[start]

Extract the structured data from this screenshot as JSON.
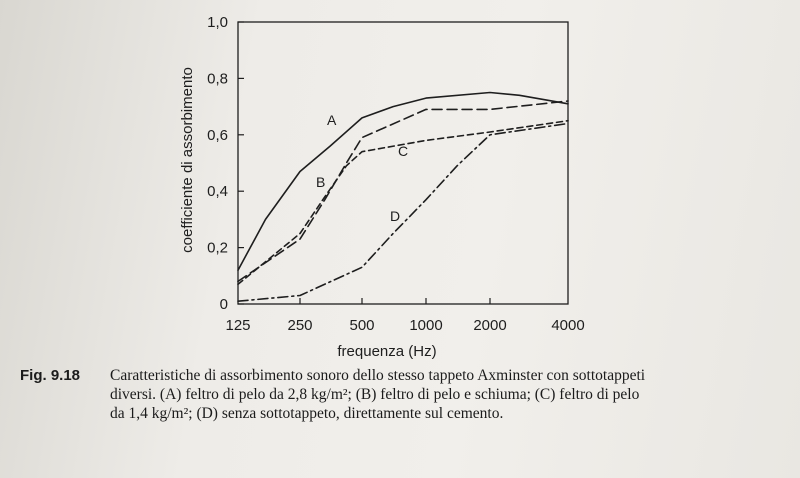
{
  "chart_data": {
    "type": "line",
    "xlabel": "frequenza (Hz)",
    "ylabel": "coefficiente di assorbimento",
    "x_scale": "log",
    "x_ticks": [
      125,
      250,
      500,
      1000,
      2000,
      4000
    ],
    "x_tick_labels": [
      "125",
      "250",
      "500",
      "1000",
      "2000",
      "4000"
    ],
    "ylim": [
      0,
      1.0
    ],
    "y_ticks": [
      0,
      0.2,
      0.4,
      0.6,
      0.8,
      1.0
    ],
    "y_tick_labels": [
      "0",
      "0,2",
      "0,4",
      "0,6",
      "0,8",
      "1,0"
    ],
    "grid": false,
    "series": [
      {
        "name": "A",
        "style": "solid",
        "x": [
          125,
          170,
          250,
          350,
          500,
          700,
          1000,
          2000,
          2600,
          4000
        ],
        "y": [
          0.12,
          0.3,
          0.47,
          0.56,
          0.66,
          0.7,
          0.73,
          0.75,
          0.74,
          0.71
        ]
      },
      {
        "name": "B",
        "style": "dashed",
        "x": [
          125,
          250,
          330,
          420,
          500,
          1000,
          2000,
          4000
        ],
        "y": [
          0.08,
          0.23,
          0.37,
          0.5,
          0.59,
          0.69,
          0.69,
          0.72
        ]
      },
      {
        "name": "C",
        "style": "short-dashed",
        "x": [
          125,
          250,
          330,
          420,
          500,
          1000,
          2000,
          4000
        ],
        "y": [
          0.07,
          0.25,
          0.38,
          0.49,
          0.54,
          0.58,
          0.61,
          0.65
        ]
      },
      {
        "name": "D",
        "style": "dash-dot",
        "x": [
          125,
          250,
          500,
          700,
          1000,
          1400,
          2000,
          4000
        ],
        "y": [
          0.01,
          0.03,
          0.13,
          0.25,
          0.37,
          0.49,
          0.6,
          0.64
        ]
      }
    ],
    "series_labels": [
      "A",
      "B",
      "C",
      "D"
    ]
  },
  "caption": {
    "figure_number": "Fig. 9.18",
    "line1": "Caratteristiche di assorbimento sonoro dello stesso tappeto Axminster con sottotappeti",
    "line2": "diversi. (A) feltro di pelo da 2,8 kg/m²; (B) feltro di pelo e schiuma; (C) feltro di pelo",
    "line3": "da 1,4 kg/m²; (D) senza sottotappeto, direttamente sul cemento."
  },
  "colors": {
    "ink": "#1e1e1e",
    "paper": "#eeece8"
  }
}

[end]
[start]

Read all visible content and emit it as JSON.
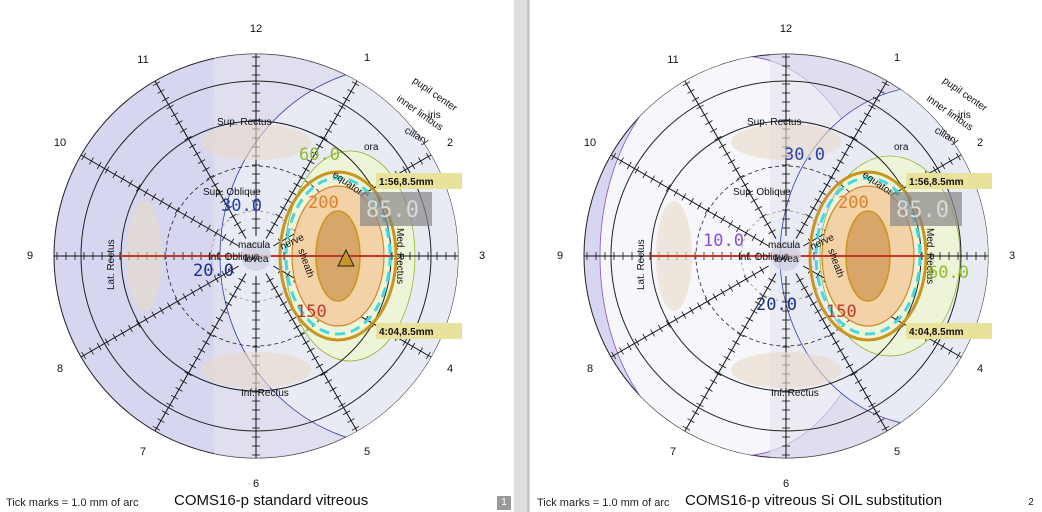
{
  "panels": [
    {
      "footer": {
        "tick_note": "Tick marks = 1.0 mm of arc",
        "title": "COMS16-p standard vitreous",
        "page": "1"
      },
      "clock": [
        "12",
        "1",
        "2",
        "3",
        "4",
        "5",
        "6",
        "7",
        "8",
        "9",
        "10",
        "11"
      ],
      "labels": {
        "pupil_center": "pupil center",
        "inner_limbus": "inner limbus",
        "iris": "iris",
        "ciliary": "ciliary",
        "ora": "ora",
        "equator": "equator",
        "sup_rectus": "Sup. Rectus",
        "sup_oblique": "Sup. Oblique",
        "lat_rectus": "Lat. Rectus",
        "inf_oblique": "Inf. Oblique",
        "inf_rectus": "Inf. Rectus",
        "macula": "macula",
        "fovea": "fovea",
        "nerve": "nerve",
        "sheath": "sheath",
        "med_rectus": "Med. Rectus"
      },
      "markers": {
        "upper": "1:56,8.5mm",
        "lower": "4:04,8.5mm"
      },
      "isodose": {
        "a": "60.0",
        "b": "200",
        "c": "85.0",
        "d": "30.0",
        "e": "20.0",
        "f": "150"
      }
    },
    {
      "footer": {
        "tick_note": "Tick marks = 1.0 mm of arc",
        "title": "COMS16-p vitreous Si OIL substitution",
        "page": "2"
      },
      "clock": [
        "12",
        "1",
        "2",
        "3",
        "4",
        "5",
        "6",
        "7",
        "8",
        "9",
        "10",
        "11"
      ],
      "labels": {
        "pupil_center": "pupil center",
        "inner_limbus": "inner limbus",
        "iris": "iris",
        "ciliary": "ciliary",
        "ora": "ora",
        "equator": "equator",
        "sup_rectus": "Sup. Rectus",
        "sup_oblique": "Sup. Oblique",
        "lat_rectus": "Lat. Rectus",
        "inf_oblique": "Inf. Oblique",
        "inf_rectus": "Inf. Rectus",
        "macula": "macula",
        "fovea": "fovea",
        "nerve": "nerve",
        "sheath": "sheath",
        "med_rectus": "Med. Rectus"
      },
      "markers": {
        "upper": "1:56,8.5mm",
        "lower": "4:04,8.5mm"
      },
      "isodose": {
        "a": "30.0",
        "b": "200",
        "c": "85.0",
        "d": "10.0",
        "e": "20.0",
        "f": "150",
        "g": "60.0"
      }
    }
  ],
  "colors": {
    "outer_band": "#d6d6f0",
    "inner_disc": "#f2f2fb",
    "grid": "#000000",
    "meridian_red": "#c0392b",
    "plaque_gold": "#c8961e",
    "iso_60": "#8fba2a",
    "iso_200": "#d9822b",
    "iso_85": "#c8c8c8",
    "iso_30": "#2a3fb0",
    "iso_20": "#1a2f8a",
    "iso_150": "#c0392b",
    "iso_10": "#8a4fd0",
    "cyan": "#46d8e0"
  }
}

[end]

• Written task: Select from the material above each line in which the string "style" appears, and list those lines.

• Task solution:
        "style": "solid",
        "style": "dashed",
        "style": "short-dashed",
        "style": "dash-dot",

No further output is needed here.